■ What you will do ■
Please copy all the lines that follow, word for word.

□ □ □

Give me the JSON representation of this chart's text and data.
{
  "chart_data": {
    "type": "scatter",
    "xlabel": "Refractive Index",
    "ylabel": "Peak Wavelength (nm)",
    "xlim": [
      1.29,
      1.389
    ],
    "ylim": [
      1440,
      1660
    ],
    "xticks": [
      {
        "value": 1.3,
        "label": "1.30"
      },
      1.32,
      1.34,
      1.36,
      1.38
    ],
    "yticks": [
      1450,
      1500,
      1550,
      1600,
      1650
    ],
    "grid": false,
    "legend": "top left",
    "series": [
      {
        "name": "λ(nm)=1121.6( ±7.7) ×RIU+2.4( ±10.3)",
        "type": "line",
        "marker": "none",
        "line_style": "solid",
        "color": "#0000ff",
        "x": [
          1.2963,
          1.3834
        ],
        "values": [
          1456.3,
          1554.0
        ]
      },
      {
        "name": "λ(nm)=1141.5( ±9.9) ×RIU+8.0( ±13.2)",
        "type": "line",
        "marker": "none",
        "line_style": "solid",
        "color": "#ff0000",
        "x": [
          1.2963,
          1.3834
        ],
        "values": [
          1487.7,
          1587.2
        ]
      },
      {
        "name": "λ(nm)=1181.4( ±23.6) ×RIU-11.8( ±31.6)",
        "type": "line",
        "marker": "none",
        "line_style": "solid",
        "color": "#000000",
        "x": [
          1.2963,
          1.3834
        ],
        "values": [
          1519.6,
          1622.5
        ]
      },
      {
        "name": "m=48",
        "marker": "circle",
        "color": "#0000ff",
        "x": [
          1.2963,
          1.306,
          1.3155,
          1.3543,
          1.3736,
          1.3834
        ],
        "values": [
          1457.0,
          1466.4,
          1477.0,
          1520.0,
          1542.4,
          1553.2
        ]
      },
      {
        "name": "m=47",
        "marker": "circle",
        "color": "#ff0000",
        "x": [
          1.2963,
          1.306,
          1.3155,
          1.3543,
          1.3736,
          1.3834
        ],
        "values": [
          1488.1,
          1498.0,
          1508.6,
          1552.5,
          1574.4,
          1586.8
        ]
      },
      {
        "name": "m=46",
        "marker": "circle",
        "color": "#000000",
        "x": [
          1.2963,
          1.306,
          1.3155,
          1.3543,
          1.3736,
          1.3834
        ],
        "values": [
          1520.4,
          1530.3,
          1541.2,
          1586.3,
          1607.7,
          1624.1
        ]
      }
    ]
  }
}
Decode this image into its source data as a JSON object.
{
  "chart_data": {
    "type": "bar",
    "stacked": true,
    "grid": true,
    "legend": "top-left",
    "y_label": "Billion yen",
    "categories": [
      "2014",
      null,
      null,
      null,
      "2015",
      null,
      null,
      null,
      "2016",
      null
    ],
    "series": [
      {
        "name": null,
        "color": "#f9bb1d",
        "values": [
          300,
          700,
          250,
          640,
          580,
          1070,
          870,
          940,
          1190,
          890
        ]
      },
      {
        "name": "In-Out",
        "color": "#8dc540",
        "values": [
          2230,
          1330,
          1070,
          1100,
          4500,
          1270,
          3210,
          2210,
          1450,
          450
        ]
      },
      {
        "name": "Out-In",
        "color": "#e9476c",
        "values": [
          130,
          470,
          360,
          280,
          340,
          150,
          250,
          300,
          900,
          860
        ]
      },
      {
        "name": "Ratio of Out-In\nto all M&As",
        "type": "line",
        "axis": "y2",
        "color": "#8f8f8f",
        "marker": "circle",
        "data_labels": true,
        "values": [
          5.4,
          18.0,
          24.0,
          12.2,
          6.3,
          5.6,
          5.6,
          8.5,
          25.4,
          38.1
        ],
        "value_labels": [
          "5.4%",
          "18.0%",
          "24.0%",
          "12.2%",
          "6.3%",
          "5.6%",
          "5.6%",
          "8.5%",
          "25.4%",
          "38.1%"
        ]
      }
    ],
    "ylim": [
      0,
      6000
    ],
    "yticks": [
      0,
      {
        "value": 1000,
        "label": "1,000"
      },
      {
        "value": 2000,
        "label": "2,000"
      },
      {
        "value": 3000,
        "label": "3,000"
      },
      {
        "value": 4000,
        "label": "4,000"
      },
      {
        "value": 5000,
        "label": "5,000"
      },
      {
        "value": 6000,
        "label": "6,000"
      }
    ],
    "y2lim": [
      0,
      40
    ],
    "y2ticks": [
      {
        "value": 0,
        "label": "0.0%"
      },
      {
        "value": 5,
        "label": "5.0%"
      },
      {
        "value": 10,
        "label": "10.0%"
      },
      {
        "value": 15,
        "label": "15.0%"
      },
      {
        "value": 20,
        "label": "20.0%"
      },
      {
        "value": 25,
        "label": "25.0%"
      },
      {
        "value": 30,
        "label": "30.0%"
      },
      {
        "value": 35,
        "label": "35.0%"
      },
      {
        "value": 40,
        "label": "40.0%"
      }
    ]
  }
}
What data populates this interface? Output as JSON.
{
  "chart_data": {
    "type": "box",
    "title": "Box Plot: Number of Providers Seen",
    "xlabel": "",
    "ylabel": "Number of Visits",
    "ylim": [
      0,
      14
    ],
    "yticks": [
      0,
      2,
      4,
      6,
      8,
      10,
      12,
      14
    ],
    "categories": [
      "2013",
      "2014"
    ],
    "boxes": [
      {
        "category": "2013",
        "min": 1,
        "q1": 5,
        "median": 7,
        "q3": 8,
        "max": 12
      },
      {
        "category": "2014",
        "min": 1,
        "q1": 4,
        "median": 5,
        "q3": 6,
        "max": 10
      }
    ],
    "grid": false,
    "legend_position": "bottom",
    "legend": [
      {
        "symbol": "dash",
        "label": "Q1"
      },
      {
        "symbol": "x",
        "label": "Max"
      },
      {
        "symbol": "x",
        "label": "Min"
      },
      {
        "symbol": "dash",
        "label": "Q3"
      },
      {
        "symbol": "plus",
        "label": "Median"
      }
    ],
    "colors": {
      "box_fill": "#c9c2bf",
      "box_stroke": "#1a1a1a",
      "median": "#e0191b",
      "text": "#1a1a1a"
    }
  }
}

□ □ □

■ Finished task ■
Give me the JSON representation of this chart's text and data.
{
  "chart_data": {
    "type": "scatter",
    "xlabel": "Refractive Index",
    "ylabel": "Peak Wavelength (nm)",
    "xlim": [
      1.29,
      1.389
    ],
    "ylim": [
      1440,
      1660
    ],
    "xticks": [
      {
        "value": 1.3,
        "label": "1.30"
      },
      1.32,
      1.34,
      1.36,
      1.38
    ],
    "yticks": [
      1450,
      1500,
      1550,
      1600,
      1650
    ],
    "grid": false,
    "legend": "top left",
    "series": [
      {
        "name": "λ(nm)=1121.6( ±7.7) ×RIU+2.4( ±10.3)",
        "type": "line",
        "marker": "none",
        "line_style": "solid",
        "color": "#0000ff",
        "x": [
          1.2963,
          1.3834
        ],
        "values": [
          1456.3,
          1554.0
        ]
      },
      {
        "name": "λ(nm)=1141.5( ±9.9) ×RIU+8.0( ±13.2)",
        "type": "line",
        "marker": "none",
        "line_style": "solid",
        "color": "#ff0000",
        "x": [
          1.2963,
          1.3834
        ],
        "values": [
          1487.7,
          1587.2
        ]
      },
      {
        "name": "λ(nm)=1181.4( ±23.6) ×RIU-11.8( ±31.6)",
        "type": "line",
        "marker": "none",
        "line_style": "solid",
        "color": "#000000",
        "x": [
          1.2963,
          1.3834
        ],
        "values": [
          1519.6,
          1622.5
        ]
      },
      {
        "name": "m=48",
        "marker": "circle",
        "color": "#0000ff",
        "x": [
          1.2963,
          1.306,
          1.3155,
          1.3543,
          1.3736,
          1.3834
        ],
        "values": [
          1457.0,
          1466.4,
          1477.0,
          1520.0,
          1542.4,
          1553.2
        ]
      },
      {
        "name": "m=47",
        "marker": "circle",
        "color": "#ff0000",
        "x": [
          1.2963,
          1.306,
          1.3155,
          1.3543,
          1.3736,
          1.3834
        ],
        "values": [
          1488.1,
          1498.0,
          1508.6,
          1552.5,
          1574.4,
          1586.8
        ]
      },
      {
        "name": "m=46",
        "marker": "circle",
        "color": "#000000",
        "x": [
          1.2963,
          1.306,
          1.3155,
          1.3543,
          1.3736,
          1.3834
        ],
        "values": [
          1520.4,
          1530.3,
          1541.2,
          1586.3,
          1607.7,
          1624.1
        ]
      }
    ]
  }
}
Decode this image into its source data as a JSON object.
{
  "chart_data": {
    "type": "bar",
    "stacked": true,
    "grid": true,
    "legend": "top-left",
    "y_label": "Billion yen",
    "categories": [
      "2014",
      null,
      null,
      null,
      "2015",
      null,
      null,
      null,
      "2016",
      null
    ],
    "series": [
      {
        "name": null,
        "color": "#f9bb1d",
        "values": [
          300,
          700,
          250,
          640,
          580,
          1070,
          870,
          940,
          1190,
          890
        ]
      },
      {
        "name": "In-Out",
        "color": "#8dc540",
        "values": [
          2230,
          1330,
          1070,
          1100,
          4500,
          1270,
          3210,
          2210,
          1450,
          450
        ]
      },
      {
        "name": "Out-In",
        "color": "#e9476c",
        "values": [
          130,
          470,
          360,
          280,
          340,
          150,
          250,
          300,
          900,
          860
        ]
      },
      {
        "name": "Ratio of Out-In\nto all M&As",
        "type": "line",
        "axis": "y2",
        "color": "#8f8f8f",
        "marker": "circle",
        "data_labels": true,
        "values": [
          5.4,
          18.0,
          24.0,
          12.2,
          6.3,
          5.6,
          5.6,
          8.5,
          25.4,
          38.1
        ],
        "value_labels": [
          "5.4%",
          "18.0%",
          "24.0%",
          "12.2%",
          "6.3%",
          "5.6%",
          "5.6%",
          "8.5%",
          "25.4%",
          "38.1%"
        ]
      }
    ],
    "ylim": [
      0,
      6000
    ],
    "yticks": [
      0,
      {
        "value": 1000,
        "label": "1,000"
      },
      {
        "value": 2000,
        "label": "2,000"
      },
      {
        "value": 3000,
        "label": "3,000"
      },
      {
        "value": 4000,
        "label": "4,000"
      },
      {
        "value": 5000,
        "label": "5,000"
      },
      {
        "value": 6000,
        "label": "6,000"
      }
    ],
    "y2lim": [
      0,
      40
    ],
    "y2ticks": [
      {
        "value": 0,
        "label": "0.0%"
      },
      {
        "value": 5,
        "label": "5.0%"
      },
      {
        "value": 10,
        "label": "10.0%"
      },
      {
        "value": 15,
        "label": "15.0%"
      },
      {
        "value": 20,
        "label": "20.0%"
      },
      {
        "value": 25,
        "label": "25.0%"
      },
      {
        "value": 30,
        "label": "30.0%"
      },
      {
        "value": 35,
        "label": "35.0%"
      },
      {
        "value": 40,
        "label": "40.0%"
      }
    ]
  }
}
What data populates this interface? Output as JSON.
{
  "chart_data": {
    "type": "box",
    "title": "Box Plot: Number of Providers Seen",
    "xlabel": "",
    "ylabel": "Number of Visits",
    "ylim": [
      0,
      14
    ],
    "yticks": [
      0,
      2,
      4,
      6,
      8,
      10,
      12,
      14
    ],
    "categories": [
      "2013",
      "2014"
    ],
    "boxes": [
      {
        "category": "2013",
        "min": 1,
        "q1": 5,
        "median": 7,
        "q3": 8,
        "max": 12
      },
      {
        "category": "2014",
        "min": 1,
        "q1": 4,
        "median": 5,
        "q3": 6,
        "max": 10
      }
    ],
    "grid": false,
    "legend_position": "bottom",
    "legend": [
      {
        "symbol": "dash",
        "label": "Q1"
      },
      {
        "symbol": "x",
        "label": "Max"
      },
      {
        "symbol": "x",
        "label": "Min"
      },
      {
        "symbol": "dash",
        "label": "Q3"
      },
      {
        "symbol": "plus",
        "label": "Median"
      }
    ],
    "colors": {
      "box_fill": "#c9c2bf",
      "box_stroke": "#1a1a1a",
      "median": "#e0191b",
      "text": "#1a1a1a"
    }
  }
}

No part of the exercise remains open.